##### Passage #####

Segment Reporting Information
For fourth-quarter and fiscal year 2008 reporting purposes, the Systems segment generally represents products and services sold directly to the system owner. Additionally, both SunPower and third-party solar panels sold through the Systems segment channels are recorded as Systems segment revenue. The Components segment primarily represents products sold to installers and resellers.
Non-GAAP Measures
To supplement the consolidated financial results prepared under GAAP, SunPower uses non-GAAP measures which are adjusted from the most directly comparable GAAP results to exclude items related to stock-based compensation, amortization of intangible assets, impairment of acquisition-related intangibles, impairment of long-lived assets, fair value adjustments to deferred revenue, purchased in-process research and development expenses, write-off of unamortized debt issuance costs, and their related tax effects. Management does not consider these charges in evaluating the core operational activities of SunPower. Management uses these non-GAAP measures internally to make strategic decisions, forecast future results and evaluate SunPower's current performance. Most analysts covering SunPower use the non-GAAP measures as well. Given management's use of these non-GAAP measures, SunPower believes these measures are important to investors in understanding SunPower's current and future operating results as seen through the eyes of management. In addition, management believes these non-GAAP measures are useful to investors in enabling them to better assess changes in SunPower's core business across different time periods. These non-GAAP measures are not in accordance with or an alternative for GAAP financial data and may be different from non-GAAP measures used by other companies.

##### Dataset extract #####

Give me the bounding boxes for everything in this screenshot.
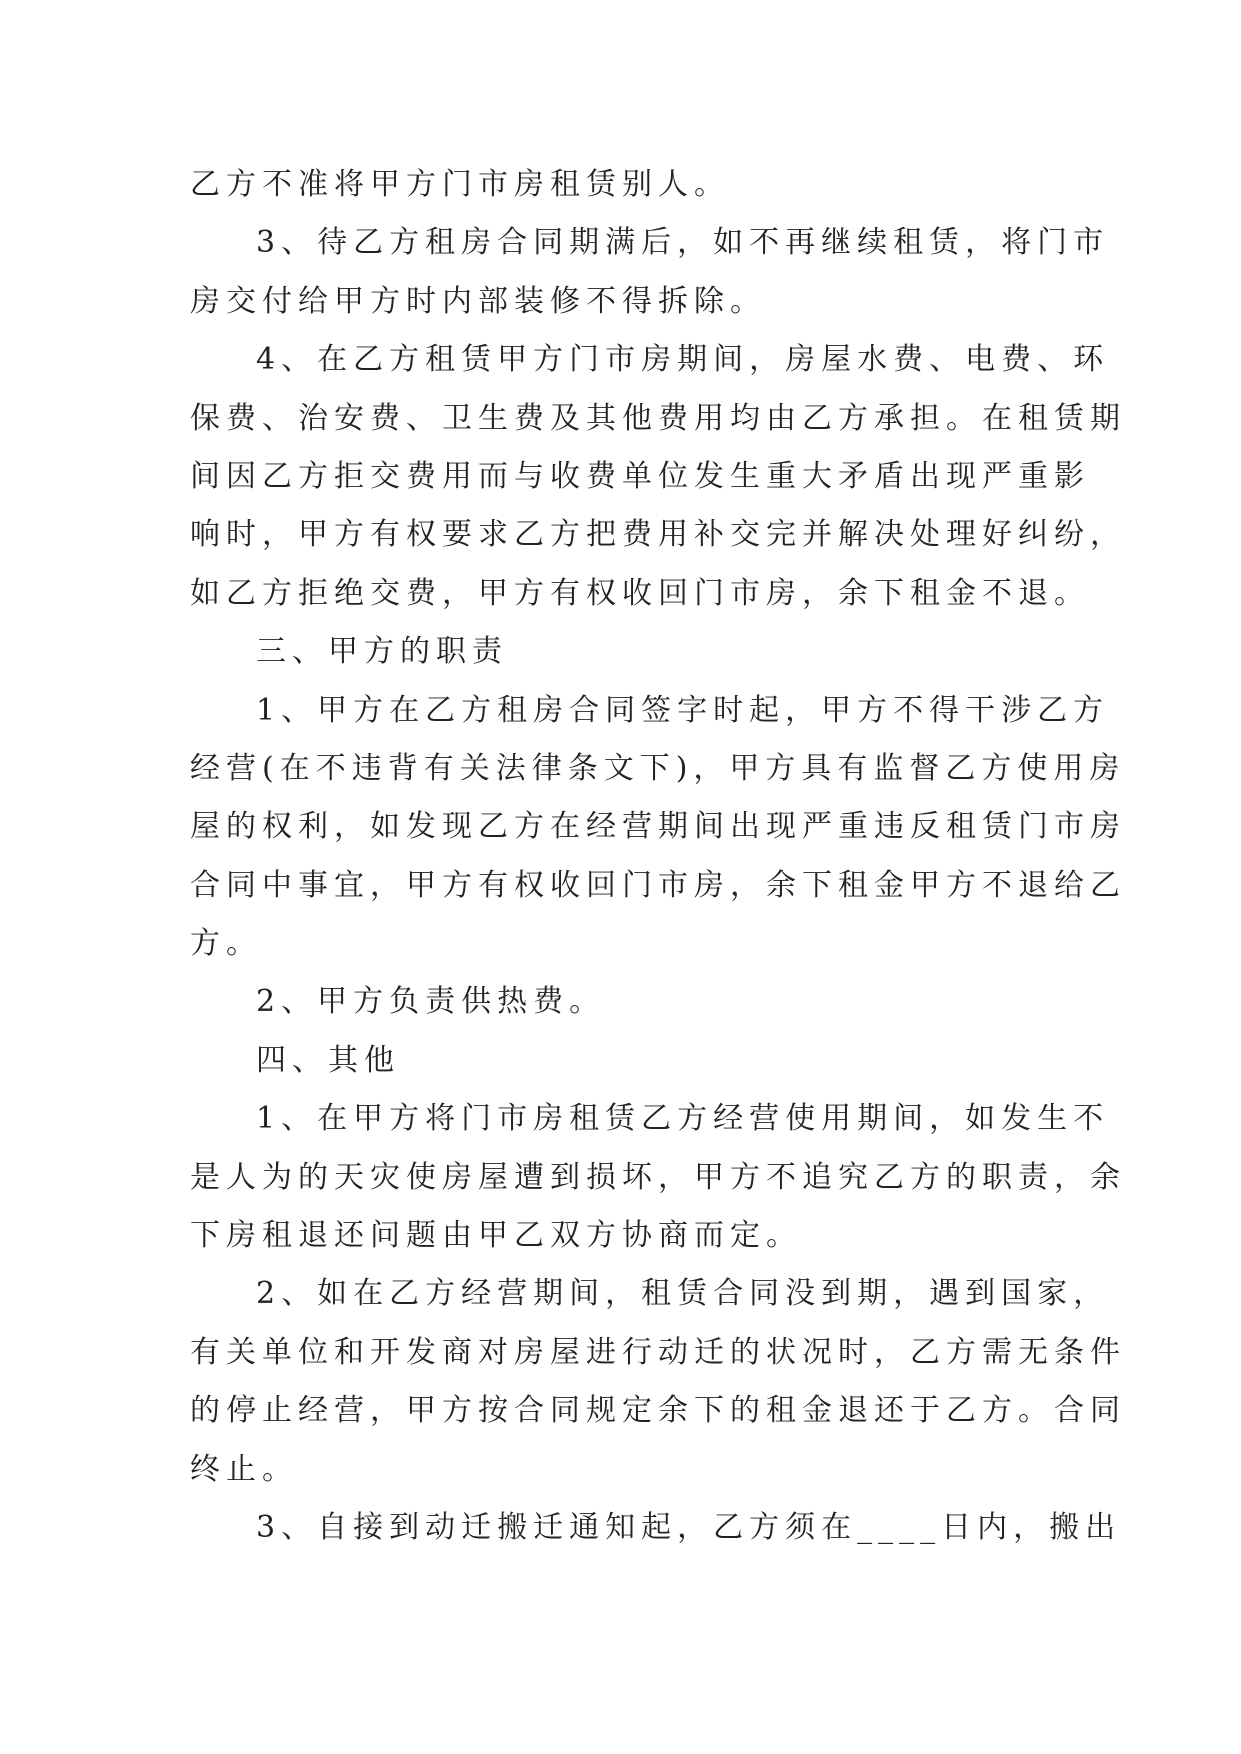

#####

▶ [Exercise instructions]:
**A)** What items does the SunPower passage say are excluded from the GAAP results to produce its non-GAAP measures? List every one.
**B)** Reproduce the SunPower passage verbatim, starting at "Segment Reporting Information" and ending at "installers and resellers.".
**C)** According to the SunPower passage, who are the products in the Components segment primarily sold to?
The listing has no connection to the SunPower passage.

▶ [Task results]:
**A)**
- Stock-based compensation
- Amortization of intangible assets
- Impairment of acquisition-related intangibles
- Impairment of long-lived assets
- Fair value adjustments to deferred revenue
- Purchased in-process research and development expenses
- Write-off of unamortized debt issuance costs
- The related tax effects of these items

**B)**
Segment Reporting Information
For fourth-quarter and fiscal year 2008 reporting purposes, the Systems segment generally represents products and services sold directly to the system owner. Additionally, both SunPower and third-party solar panels sold through the Systems segment channels are recorded as Systems segment revenue. The Components segment primarily represents products sold to installers and resellers.

**C)** Installers and resellers.